[START OF Material for the task]

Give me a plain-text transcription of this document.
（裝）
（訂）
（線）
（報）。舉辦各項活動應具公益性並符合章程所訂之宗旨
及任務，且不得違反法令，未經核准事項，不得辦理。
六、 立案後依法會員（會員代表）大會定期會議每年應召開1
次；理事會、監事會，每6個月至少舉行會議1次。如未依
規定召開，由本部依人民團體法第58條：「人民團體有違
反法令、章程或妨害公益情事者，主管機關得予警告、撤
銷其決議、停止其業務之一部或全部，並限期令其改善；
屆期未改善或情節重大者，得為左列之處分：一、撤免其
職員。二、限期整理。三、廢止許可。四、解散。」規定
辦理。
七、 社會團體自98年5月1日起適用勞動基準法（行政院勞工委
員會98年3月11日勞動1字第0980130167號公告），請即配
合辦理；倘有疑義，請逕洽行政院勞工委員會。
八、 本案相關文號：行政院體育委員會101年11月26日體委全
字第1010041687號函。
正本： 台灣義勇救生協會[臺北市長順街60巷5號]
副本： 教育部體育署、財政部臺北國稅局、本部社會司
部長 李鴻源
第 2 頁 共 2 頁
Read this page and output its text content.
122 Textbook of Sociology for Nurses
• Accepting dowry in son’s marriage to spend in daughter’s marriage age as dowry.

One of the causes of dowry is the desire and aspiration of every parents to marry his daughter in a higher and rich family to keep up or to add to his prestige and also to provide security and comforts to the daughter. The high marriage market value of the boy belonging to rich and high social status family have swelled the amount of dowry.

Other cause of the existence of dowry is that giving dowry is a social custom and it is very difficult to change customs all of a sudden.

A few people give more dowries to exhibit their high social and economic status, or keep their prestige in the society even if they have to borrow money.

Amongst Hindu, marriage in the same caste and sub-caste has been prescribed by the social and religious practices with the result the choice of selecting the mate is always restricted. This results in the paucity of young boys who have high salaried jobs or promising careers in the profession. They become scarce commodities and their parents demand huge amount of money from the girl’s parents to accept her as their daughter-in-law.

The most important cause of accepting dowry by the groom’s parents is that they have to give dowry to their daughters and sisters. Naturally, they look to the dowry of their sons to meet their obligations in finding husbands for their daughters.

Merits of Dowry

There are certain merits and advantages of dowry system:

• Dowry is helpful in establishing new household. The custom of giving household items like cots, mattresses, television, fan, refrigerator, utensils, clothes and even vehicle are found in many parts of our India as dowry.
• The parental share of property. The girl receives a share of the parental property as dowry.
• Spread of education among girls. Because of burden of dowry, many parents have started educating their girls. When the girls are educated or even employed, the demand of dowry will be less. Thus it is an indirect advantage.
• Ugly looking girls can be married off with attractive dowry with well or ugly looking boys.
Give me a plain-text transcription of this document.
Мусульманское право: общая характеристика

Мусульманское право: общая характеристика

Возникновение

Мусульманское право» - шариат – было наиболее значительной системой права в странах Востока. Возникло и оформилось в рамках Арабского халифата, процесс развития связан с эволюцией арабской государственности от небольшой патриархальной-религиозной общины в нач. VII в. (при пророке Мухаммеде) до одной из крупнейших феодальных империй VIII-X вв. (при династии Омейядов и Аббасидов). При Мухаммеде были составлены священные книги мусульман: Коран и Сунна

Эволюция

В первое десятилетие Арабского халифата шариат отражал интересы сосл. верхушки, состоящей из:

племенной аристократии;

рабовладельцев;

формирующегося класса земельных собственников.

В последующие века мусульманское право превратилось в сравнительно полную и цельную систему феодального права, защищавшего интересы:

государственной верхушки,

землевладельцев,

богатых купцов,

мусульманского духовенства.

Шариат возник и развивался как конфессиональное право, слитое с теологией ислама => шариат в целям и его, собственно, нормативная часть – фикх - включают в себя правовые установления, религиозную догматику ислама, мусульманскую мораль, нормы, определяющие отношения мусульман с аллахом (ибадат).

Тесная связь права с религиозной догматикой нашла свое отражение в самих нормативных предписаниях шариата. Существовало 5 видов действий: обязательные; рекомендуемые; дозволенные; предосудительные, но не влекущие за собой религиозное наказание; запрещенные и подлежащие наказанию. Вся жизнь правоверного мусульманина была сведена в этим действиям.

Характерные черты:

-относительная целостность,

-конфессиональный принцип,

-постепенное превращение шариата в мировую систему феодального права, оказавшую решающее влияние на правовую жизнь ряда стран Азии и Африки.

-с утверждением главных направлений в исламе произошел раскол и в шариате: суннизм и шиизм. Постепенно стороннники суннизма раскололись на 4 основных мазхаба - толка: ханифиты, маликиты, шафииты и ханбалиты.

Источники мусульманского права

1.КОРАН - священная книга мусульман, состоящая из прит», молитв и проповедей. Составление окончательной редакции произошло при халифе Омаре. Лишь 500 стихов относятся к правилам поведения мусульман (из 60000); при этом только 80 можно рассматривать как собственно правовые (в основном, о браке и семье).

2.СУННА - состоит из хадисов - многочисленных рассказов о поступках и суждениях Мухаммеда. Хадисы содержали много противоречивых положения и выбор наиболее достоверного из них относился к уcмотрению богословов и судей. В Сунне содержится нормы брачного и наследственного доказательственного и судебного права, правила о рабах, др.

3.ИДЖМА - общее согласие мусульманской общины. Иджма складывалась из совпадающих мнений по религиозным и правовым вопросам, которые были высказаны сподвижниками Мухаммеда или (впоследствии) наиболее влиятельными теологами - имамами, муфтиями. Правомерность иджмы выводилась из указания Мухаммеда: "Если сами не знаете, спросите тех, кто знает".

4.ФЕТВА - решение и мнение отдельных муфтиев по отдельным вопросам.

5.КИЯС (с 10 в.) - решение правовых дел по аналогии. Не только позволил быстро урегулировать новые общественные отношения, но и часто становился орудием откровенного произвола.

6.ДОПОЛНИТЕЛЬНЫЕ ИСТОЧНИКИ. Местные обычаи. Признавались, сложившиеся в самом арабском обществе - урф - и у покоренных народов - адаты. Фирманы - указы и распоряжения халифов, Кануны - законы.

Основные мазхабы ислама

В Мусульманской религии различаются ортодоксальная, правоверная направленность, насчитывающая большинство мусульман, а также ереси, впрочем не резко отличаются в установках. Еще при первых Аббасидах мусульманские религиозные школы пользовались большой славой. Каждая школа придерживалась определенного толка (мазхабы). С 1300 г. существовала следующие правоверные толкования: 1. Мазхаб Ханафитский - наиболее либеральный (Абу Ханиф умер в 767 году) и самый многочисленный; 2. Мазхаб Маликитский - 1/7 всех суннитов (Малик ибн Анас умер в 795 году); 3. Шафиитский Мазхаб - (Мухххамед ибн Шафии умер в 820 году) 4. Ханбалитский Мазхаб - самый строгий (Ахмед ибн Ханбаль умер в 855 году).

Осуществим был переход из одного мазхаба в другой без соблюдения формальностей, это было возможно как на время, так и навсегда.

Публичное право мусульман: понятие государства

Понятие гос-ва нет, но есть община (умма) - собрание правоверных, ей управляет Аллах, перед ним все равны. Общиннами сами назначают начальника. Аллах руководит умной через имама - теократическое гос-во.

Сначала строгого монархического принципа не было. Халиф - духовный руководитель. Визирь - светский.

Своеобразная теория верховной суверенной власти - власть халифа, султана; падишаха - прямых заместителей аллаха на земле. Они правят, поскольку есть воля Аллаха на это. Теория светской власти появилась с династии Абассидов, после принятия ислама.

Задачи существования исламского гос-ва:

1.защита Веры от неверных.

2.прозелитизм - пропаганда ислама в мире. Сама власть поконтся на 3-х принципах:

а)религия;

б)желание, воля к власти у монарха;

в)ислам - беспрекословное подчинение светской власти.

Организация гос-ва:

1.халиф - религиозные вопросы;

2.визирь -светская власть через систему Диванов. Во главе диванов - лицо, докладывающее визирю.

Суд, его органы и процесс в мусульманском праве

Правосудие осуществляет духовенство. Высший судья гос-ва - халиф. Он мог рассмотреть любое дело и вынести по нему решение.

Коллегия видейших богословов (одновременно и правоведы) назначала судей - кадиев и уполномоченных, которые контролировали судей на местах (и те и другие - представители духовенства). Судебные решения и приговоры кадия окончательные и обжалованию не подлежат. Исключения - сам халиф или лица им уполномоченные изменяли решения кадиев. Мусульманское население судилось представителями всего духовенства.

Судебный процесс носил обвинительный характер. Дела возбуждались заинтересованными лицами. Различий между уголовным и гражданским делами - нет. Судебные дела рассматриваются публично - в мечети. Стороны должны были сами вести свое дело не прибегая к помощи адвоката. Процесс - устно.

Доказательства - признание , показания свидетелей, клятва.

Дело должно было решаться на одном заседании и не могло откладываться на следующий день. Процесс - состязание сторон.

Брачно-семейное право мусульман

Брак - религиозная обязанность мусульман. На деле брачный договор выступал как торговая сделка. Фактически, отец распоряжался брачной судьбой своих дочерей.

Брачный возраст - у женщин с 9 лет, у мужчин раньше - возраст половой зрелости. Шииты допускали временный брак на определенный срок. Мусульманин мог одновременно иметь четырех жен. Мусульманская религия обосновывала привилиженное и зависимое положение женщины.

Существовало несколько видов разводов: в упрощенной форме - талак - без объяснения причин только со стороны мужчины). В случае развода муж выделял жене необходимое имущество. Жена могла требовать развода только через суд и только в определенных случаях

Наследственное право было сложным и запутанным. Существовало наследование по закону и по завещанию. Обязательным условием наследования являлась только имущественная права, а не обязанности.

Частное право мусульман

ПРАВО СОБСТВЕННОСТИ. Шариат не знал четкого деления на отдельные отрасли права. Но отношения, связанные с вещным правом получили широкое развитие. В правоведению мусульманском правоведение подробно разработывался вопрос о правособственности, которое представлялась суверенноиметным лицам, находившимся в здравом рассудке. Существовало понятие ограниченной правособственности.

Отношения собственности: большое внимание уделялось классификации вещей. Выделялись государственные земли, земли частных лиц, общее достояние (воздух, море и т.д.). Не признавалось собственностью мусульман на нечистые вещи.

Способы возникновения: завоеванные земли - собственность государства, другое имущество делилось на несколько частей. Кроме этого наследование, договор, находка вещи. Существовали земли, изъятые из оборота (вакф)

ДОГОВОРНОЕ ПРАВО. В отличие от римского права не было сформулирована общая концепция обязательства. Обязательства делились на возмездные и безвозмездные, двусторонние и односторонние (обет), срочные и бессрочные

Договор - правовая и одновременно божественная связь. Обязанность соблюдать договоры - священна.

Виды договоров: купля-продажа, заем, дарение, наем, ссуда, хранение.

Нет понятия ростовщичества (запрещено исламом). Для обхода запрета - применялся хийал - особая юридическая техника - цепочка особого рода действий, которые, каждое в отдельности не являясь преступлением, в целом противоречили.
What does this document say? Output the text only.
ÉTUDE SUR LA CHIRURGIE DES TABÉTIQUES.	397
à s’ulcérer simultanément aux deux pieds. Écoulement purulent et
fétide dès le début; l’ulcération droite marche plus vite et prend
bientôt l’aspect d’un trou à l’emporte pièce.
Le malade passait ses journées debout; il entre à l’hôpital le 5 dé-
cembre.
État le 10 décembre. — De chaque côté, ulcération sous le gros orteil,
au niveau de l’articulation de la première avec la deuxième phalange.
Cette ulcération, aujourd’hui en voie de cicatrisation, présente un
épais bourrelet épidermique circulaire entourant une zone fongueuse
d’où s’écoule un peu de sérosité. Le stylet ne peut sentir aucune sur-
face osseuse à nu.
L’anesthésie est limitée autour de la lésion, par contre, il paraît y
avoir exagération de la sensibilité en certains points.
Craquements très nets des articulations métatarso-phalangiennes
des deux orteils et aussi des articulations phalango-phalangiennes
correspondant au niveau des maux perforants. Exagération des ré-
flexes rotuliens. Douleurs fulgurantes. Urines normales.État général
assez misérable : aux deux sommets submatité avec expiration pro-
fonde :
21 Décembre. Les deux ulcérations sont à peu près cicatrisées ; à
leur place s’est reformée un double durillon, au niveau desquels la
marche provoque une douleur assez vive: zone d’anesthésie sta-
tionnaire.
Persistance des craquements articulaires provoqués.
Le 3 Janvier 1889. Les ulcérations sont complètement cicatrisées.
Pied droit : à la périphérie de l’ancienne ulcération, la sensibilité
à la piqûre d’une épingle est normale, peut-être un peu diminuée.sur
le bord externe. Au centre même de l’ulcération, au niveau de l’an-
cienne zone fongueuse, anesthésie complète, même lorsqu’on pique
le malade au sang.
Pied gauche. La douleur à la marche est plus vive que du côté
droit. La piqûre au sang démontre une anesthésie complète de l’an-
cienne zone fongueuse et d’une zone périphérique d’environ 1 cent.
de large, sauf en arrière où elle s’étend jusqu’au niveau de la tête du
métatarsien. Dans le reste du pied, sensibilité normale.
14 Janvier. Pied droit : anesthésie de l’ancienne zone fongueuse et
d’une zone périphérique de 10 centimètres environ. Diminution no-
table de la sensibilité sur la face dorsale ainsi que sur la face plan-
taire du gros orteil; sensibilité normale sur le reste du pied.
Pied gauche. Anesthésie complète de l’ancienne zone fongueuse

[END OF Material for the task]

Your task |
Search the data for the word "вещи" and copy each line where it appears.

Answer to this problem |
Отношения собственности: большое внимание уделялось классификации вещей. Выделялись государственные земли, земли частных лиц, общее достояние (воздух, море и т.д.). Не признавалось собственностью мусульман на нечистые вещи.
Способы возникновения: завоеванные земли - собственность государства, другое имущество делилось на несколько частей. Кроме этого наследование, договор, находка вещи. Существовали земли, изъятые из оборота (вакф)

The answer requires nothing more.